**Problem requirements**
Repeat, exactly and in full, the lines of the listing below, but without any pictures.

[Start of Records for the exercise]

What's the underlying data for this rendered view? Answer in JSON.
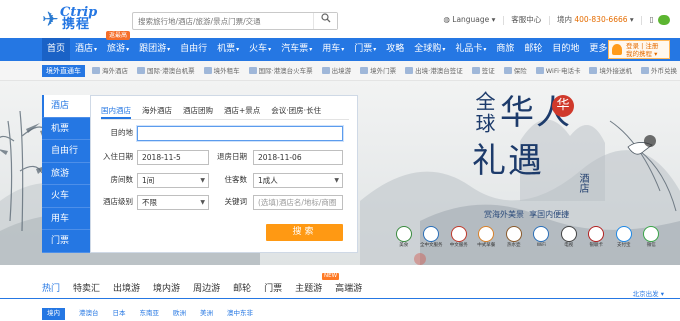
{
  "header": {
    "logo_en": "Ctrip",
    "logo_cn": "携程",
    "search_placeholder": "搜索旅行地/酒店/旅游/景点门票/交通",
    "language": "Language",
    "service": "客服中心",
    "domestic": "境内",
    "phone": "400-830-6666"
  },
  "nav": {
    "items": [
      {
        "label": "首页",
        "caret": ""
      },
      {
        "label": "酒店",
        "caret": "▾"
      },
      {
        "label": "旅游",
        "caret": "▾"
      },
      {
        "label": "跟团游",
        "caret": "▾"
      },
      {
        "label": "自由行",
        "caret": ""
      },
      {
        "label": "机票",
        "caret": "▾"
      },
      {
        "label": "火车",
        "caret": "▾"
      },
      {
        "label": "汽车票",
        "caret": "▾"
      },
      {
        "label": "用车",
        "caret": "▾"
      },
      {
        "label": "门票",
        "caret": "▾"
      },
      {
        "label": "攻略",
        "caret": ""
      },
      {
        "label": "全球购",
        "caret": "▾"
      },
      {
        "label": "礼品卡",
        "caret": "▾"
      },
      {
        "label": "商旅",
        "caret": ""
      },
      {
        "label": "邮轮",
        "caret": ""
      },
      {
        "label": "目的地",
        "caret": ""
      },
      {
        "label": "更多",
        "caret": "▾"
      }
    ],
    "tag": "返最高",
    "login_line1": "登录 | 注册",
    "login_line2": "我的携程 ▾"
  },
  "subnav": {
    "label": "境外直通车",
    "links": [
      "海外酒店",
      "国际·港澳台机票",
      "境外租车",
      "国际·港澳台火车票",
      "出境游",
      "境外门票",
      "出境·港澳台签证",
      "签证",
      "保险",
      "WiFi·电话卡",
      "境外接送机",
      "外币兑换"
    ]
  },
  "booking": {
    "side_items": [
      "酒店",
      "机票",
      "自由行",
      "旅游",
      "火车",
      "用车",
      "门票"
    ],
    "tabs": [
      "国内酒店",
      "海外酒店",
      "酒店团购",
      "酒店+景点",
      "会议·团房·长住"
    ],
    "destination_label": "目的地",
    "checkin_label": "入住日期",
    "checkin_value": "2018-11-5",
    "checkout_label": "退房日期",
    "checkout_value": "2018-11-06",
    "rooms_label": "房间数",
    "rooms_value": "1间",
    "guests_label": "住客数",
    "guests_value": "1成人",
    "level_label": "酒店级别",
    "level_value": "不限",
    "keyword_label": "关键词",
    "keyword_placeholder": "(选填)酒店名/地标/商圈",
    "search_button": "搜索"
  },
  "promo": {
    "line1": "全球",
    "line2a": "华人",
    "line2b": "礼遇",
    "hotel": "酒店",
    "seal": "华",
    "slogan": "赏海外美景  享国内便捷",
    "badges": [
      "美食",
      "全中文服务",
      "中文服务",
      "中式早餐",
      "热水壶",
      "WiFi",
      "电视",
      "银联卡",
      "支付宝",
      "微信"
    ]
  },
  "colors": {
    "brand_blue": "#2577e3",
    "orange": "#ff9913"
  },
  "categories": {
    "items": [
      "热门",
      "特卖汇",
      "出境游",
      "境内游",
      "周边游",
      "邮轮",
      "门票",
      "主题游",
      "高端游"
    ],
    "hot_tag": "NEW",
    "city": "北京出发 ▾",
    "subs": [
      "境内",
      "港澳台",
      "日本",
      "东南亚",
      "欧洲",
      "美洲",
      "澳中东非"
    ]
  }
}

[End of Records for the exercise]

**Output of the exercise**
What's the underlying data for this rendered view? Answer in JSON.
{
  "header": {
    "logo_en": "Ctrip",
    "logo_cn": "携程",
    "search_placeholder": "搜索旅行地/酒店/旅游/景点门票/交通",
    "language": "Language",
    "service": "客服中心",
    "domestic": "境内",
    "phone": "400-830-6666"
  },
  "nav": {
    "items": [
      {
        "label": "首页",
        "caret": ""
      },
      {
        "label": "酒店",
        "caret": "▾"
      },
      {
        "label": "旅游",
        "caret": "▾"
      },
      {
        "label": "跟团游",
        "caret": "▾"
      },
      {
        "label": "自由行",
        "caret": ""
      },
      {
        "label": "机票",
        "caret": "▾"
      },
      {
        "label": "火车",
        "caret": "▾"
      },
      {
        "label": "汽车票",
        "caret": "▾"
      },
      {
        "label": "用车",
        "caret": "▾"
      },
      {
        "label": "门票",
        "caret": "▾"
      },
      {
        "label": "攻略",
        "caret": ""
      },
      {
        "label": "全球购",
        "caret": "▾"
      },
      {
        "label": "礼品卡",
        "caret": "▾"
      },
      {
        "label": "商旅",
        "caret": ""
      },
      {
        "label": "邮轮",
        "caret": ""
      },
      {
        "label": "目的地",
        "caret": ""
      },
      {
        "label": "更多",
        "caret": "▾"
      }
    ],
    "tag": "返最高",
    "login_line1": "登录 | 注册",
    "login_line2": "我的携程 ▾"
  },
  "subnav": {
    "label": "境外直通车",
    "links": [
      "海外酒店",
      "国际·港澳台机票",
      "境外租车",
      "国际·港澳台火车票",
      "出境游",
      "境外门票",
      "出境·港澳台签证",
      "签证",
      "保险",
      "WiFi·电话卡",
      "境外接送机",
      "外币兑换"
    ]
  },
  "booking": {
    "side_items": [
      "酒店",
      "机票",
      "自由行",
      "旅游",
      "火车",
      "用车",
      "门票"
    ],
    "tabs": [
      "国内酒店",
      "海外酒店",
      "酒店团购",
      "酒店+景点",
      "会议·团房·长住"
    ],
    "destination_label": "目的地",
    "checkin_label": "入住日期",
    "checkin_value": "2018-11-5",
    "checkout_label": "退房日期",
    "checkout_value": "2018-11-06",
    "rooms_label": "房间数",
    "rooms_value": "1间",
    "guests_label": "住客数",
    "guests_value": "1成人",
    "level_label": "酒店级别",
    "level_value": "不限",
    "keyword_label": "关键词",
    "keyword_placeholder": "(选填)酒店名/地标/商圈",
    "search_button": "搜索"
  },
  "promo": {
    "line1": "全球",
    "line2a": "华人",
    "line2b": "礼遇",
    "hotel": "酒店",
    "seal": "华",
    "slogan": "赏海外美景  享国内便捷",
    "badges": [
      "美食",
      "全中文服务",
      "中文服务",
      "中式早餐",
      "热水壶",
      "WiFi",
      "电视",
      "银联卡",
      "支付宝",
      "微信"
    ]
  },
  "colors": {
    "brand_blue": "#2577e3",
    "orange": "#ff9913"
  },
  "categories": {
    "items": [
      "热门",
      "特卖汇",
      "出境游",
      "境内游",
      "周边游",
      "邮轮",
      "门票",
      "主题游",
      "高端游"
    ],
    "hot_tag": "NEW",
    "city": "北京出发 ▾",
    "subs": [
      "境内",
      "港澳台",
      "日本",
      "东南亚",
      "欧洲",
      "美洲",
      "澳中东非"
    ]
  }
}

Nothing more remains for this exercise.